* start Listing *

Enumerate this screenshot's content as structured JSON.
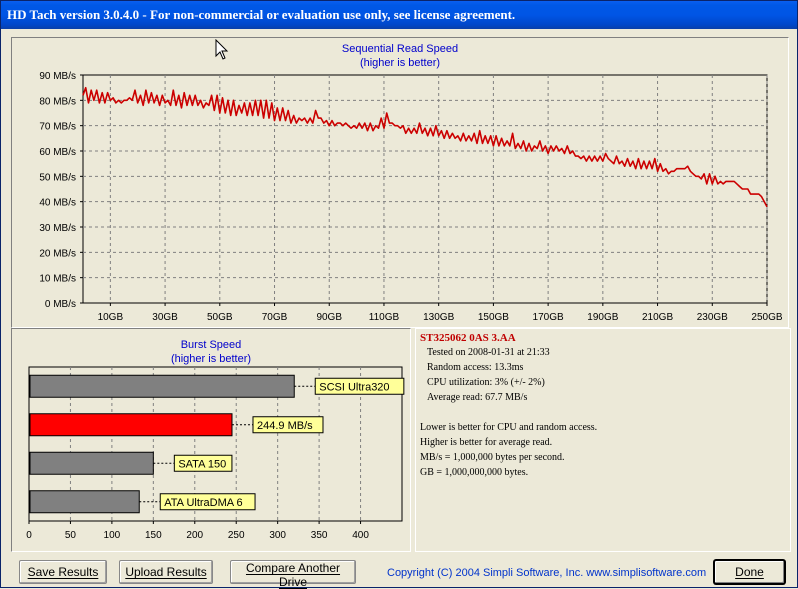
{
  "window": {
    "title": "HD Tach version 3.0.4.0  - For non-commercial or evaluation use only, see license agreement."
  },
  "colors": {
    "read_line": "#cc0000",
    "grid": "#808080",
    "bar_gray": "#808080",
    "bar_highlight": "#ff0000",
    "label_box": "#ffff99",
    "axis_text": "#000000",
    "chart_title": "#0000cc"
  },
  "chart_data": [
    {
      "type": "line",
      "title": "Sequential Read Speed",
      "subtitle": "(higher is better)",
      "xlabel": "",
      "ylabel": "",
      "x_ticks": [
        "10GB",
        "30GB",
        "50GB",
        "70GB",
        "90GB",
        "110GB",
        "130GB",
        "150GB",
        "170GB",
        "190GB",
        "210GB",
        "230GB",
        "250GB"
      ],
      "y_ticks": [
        "0 MB/s",
        "10 MB/s",
        "20 MB/s",
        "30 MB/s",
        "40 MB/s",
        "50 MB/s",
        "60 MB/s",
        "70 MB/s",
        "80 MB/s",
        "90 MB/s"
      ],
      "xlim": [
        0,
        250
      ],
      "ylim": [
        0,
        90
      ],
      "grid": true,
      "series": [
        {
          "values": [
            [
              0,
              82
            ],
            [
              1,
              85
            ],
            [
              2,
              79
            ],
            [
              3,
              84
            ],
            [
              4,
              80
            ],
            [
              5,
              84
            ],
            [
              6,
              79
            ],
            [
              7,
              83
            ],
            [
              8,
              79
            ],
            [
              9,
              83
            ],
            [
              10,
              80
            ],
            [
              11,
              81
            ],
            [
              12,
              79
            ],
            [
              13,
              80
            ],
            [
              14,
              79
            ],
            [
              15,
              80
            ],
            [
              16,
              80
            ],
            [
              17,
              81
            ],
            [
              18,
              80
            ],
            [
              19,
              84
            ],
            [
              20,
              79
            ],
            [
              21,
              82
            ],
            [
              22,
              78
            ],
            [
              23,
              84
            ],
            [
              24,
              79
            ],
            [
              25,
              83
            ],
            [
              26,
              79
            ],
            [
              27,
              82
            ],
            [
              28,
              78
            ],
            [
              29,
              82
            ],
            [
              30,
              79
            ],
            [
              31,
              80
            ],
            [
              32,
              78
            ],
            [
              33,
              84
            ],
            [
              34,
              78
            ],
            [
              35,
              82
            ],
            [
              36,
              77
            ],
            [
              37,
              83
            ],
            [
              38,
              78
            ],
            [
              39,
              82
            ],
            [
              40,
              78
            ],
            [
              41,
              82
            ],
            [
              42,
              78
            ],
            [
              43,
              80
            ],
            [
              44,
              77
            ],
            [
              45,
              79
            ],
            [
              46,
              78
            ],
            [
              47,
              82
            ],
            [
              48,
              76
            ],
            [
              49,
              82
            ],
            [
              50,
              75
            ],
            [
              51,
              81
            ],
            [
              52,
              75
            ],
            [
              53,
              80
            ],
            [
              54,
              74
            ],
            [
              55,
              80
            ],
            [
              56,
              74
            ],
            [
              57,
              78
            ],
            [
              58,
              75
            ],
            [
              59,
              79
            ],
            [
              60,
              74
            ],
            [
              61,
              79
            ],
            [
              62,
              74
            ],
            [
              63,
              80
            ],
            [
              64,
              74
            ],
            [
              65,
              80
            ],
            [
              66,
              73
            ],
            [
              67,
              80
            ],
            [
              68,
              73
            ],
            [
              69,
              79
            ],
            [
              70,
              72
            ],
            [
              71,
              77
            ],
            [
              72,
              72
            ],
            [
              73,
              77
            ],
            [
              74,
              72
            ],
            [
              75,
              76
            ],
            [
              76,
              71
            ],
            [
              77,
              74
            ],
            [
              78,
              71
            ],
            [
              79,
              73
            ],
            [
              80,
              72
            ],
            [
              81,
              73
            ],
            [
              82,
              71
            ],
            [
              83,
              73
            ],
            [
              84,
              71
            ],
            [
              85,
              76
            ],
            [
              86,
              73
            ],
            [
              87,
              73
            ],
            [
              88,
              71
            ],
            [
              89,
              72
            ],
            [
              90,
              70
            ],
            [
              91,
              72
            ],
            [
              92,
              70
            ],
            [
              93,
              71
            ],
            [
              94,
              71
            ],
            [
              95,
              70
            ],
            [
              96,
              71
            ],
            [
              97,
              70
            ],
            [
              98,
              69
            ],
            [
              99,
              70
            ],
            [
              100,
              69
            ],
            [
              101,
              71
            ],
            [
              102,
              69
            ],
            [
              103,
              71
            ],
            [
              104,
              68
            ],
            [
              105,
              71
            ],
            [
              106,
              68
            ],
            [
              107,
              70
            ],
            [
              108,
              69
            ],
            [
              109,
              73
            ],
            [
              110,
              69
            ],
            [
              111,
              75
            ],
            [
              112,
              71
            ],
            [
              113,
              71
            ],
            [
              114,
              70
            ],
            [
              115,
              70
            ],
            [
              116,
              69
            ],
            [
              117,
              70
            ],
            [
              118,
              67
            ],
            [
              119,
              69
            ],
            [
              120,
              67
            ],
            [
              121,
              69
            ],
            [
              122,
              67
            ],
            [
              123,
              71
            ],
            [
              124,
              67
            ],
            [
              125,
              69
            ],
            [
              126,
              66
            ],
            [
              127,
              69
            ],
            [
              128,
              66
            ],
            [
              129,
              70
            ],
            [
              130,
              66
            ],
            [
              131,
              68
            ],
            [
              132,
              65
            ],
            [
              133,
              68
            ],
            [
              134,
              65
            ],
            [
              135,
              67
            ],
            [
              136,
              65
            ],
            [
              137,
              66
            ],
            [
              138,
              64
            ],
            [
              139,
              67
            ],
            [
              140,
              64
            ],
            [
              141,
              66
            ],
            [
              142,
              64
            ],
            [
              143,
              67
            ],
            [
              144,
              63
            ],
            [
              145,
              68
            ],
            [
              146,
              63
            ],
            [
              147,
              66
            ],
            [
              148,
              63
            ],
            [
              149,
              66
            ],
            [
              150,
              62
            ],
            [
              151,
              66
            ],
            [
              152,
              62
            ],
            [
              153,
              65
            ],
            [
              154,
              62
            ],
            [
              155,
              64
            ],
            [
              156,
              62
            ],
            [
              157,
              67
            ],
            [
              158,
              61
            ],
            [
              159,
              63
            ],
            [
              160,
              61
            ],
            [
              161,
              64
            ],
            [
              162,
              60
            ],
            [
              163,
              63
            ],
            [
              164,
              60
            ],
            [
              165,
              62
            ],
            [
              166,
              61
            ],
            [
              167,
              64
            ],
            [
              168,
              60
            ],
            [
              169,
              62
            ],
            [
              170,
              59
            ],
            [
              171,
              62
            ],
            [
              172,
              60
            ],
            [
              173,
              62
            ],
            [
              174,
              60
            ],
            [
              175,
              61
            ],
            [
              176,
              59
            ],
            [
              177,
              62
            ],
            [
              178,
              59
            ],
            [
              179,
              60
            ],
            [
              180,
              58
            ],
            [
              181,
              58
            ],
            [
              182,
              57
            ],
            [
              183,
              58
            ],
            [
              184,
              56
            ],
            [
              185,
              58
            ],
            [
              186,
              56
            ],
            [
              187,
              58
            ],
            [
              188,
              56
            ],
            [
              189,
              58
            ],
            [
              190,
              56
            ],
            [
              191,
              59
            ],
            [
              192,
              57
            ],
            [
              193,
              56
            ],
            [
              194,
              55
            ],
            [
              195,
              58
            ],
            [
              196,
              55
            ],
            [
              197,
              56
            ],
            [
              198,
              54
            ],
            [
              199,
              57
            ],
            [
              200,
              54
            ],
            [
              201,
              56
            ],
            [
              202,
              53
            ],
            [
              203,
              57
            ],
            [
              204,
              53
            ],
            [
              205,
              56
            ],
            [
              206,
              53
            ],
            [
              207,
              56
            ],
            [
              208,
              53
            ],
            [
              209,
              57
            ],
            [
              210,
              52
            ],
            [
              211,
              55
            ],
            [
              212,
              52
            ],
            [
              213,
              53
            ],
            [
              214,
              51
            ],
            [
              215,
              52
            ],
            [
              216,
              52
            ],
            [
              217,
              53
            ],
            [
              218,
              53
            ],
            [
              219,
              53
            ],
            [
              220,
              53
            ],
            [
              221,
              54
            ],
            [
              222,
              52
            ],
            [
              223,
              51
            ],
            [
              224,
              50
            ],
            [
              225,
              50
            ],
            [
              226,
              49
            ],
            [
              227,
              51
            ],
            [
              228,
              47
            ],
            [
              229,
              51
            ],
            [
              230,
              47
            ],
            [
              231,
              50
            ],
            [
              232,
              47
            ],
            [
              233,
              48
            ],
            [
              234,
              47
            ],
            [
              235,
              48
            ],
            [
              236,
              48
            ],
            [
              237,
              48
            ],
            [
              238,
              48
            ],
            [
              239,
              47
            ],
            [
              240,
              46
            ],
            [
              241,
              45
            ],
            [
              242,
              45
            ],
            [
              243,
              45
            ],
            [
              244,
              43
            ],
            [
              245,
              43
            ],
            [
              246,
              43
            ],
            [
              247,
              43
            ],
            [
              248,
              42
            ],
            [
              249,
              40
            ],
            [
              250,
              38
            ]
          ]
        }
      ]
    },
    {
      "type": "bar",
      "title": "Burst Speed",
      "subtitle": "(higher is better)",
      "orientation": "horizontal",
      "xlim": [
        0,
        450
      ],
      "grid": true,
      "x_ticks": [
        "0",
        "50",
        "100",
        "150",
        "200",
        "250",
        "300",
        "350",
        "400"
      ],
      "categories": [
        "SCSI Ultra320",
        "244.9 MB/s",
        "SATA 150",
        "ATA UltraDMA 6"
      ],
      "values": [
        320,
        244.9,
        150,
        133
      ],
      "highlight_index": 1
    }
  ],
  "info": {
    "drive": "ST325062 0AS 3.AA",
    "tested": "Tested on 2008-01-31 at 21:33",
    "random": "Random access: 13.3ms",
    "cpu": "CPU utilization: 3% (+/- 2%)",
    "avg": "Average read: 67.7 MB/s",
    "note1": "Lower is better for CPU and random access.",
    "note2": "Higher is better for average read.",
    "note3": "MB/s = 1,000,000 bytes per second.",
    "note4": "GB = 1,000,000,000 bytes."
  },
  "buttons": {
    "save": "Save Results",
    "upload": "Upload Results",
    "compare": "Compare Another Drive",
    "done": "Done"
  },
  "footer": {
    "copyright": "Copyright (C) 2004 Simpli Software, Inc. www.simplisoftware.com"
  },
  "cursor": {
    "icon": "arrow-cursor-icon"
  }
}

* end Listing *

**Problem requirements**
Only lines holding the string "Results" are wanted; gather each one from the entries above.

**Finished exercise**
    "save": "Save Results",
    "upload": "Upload Results",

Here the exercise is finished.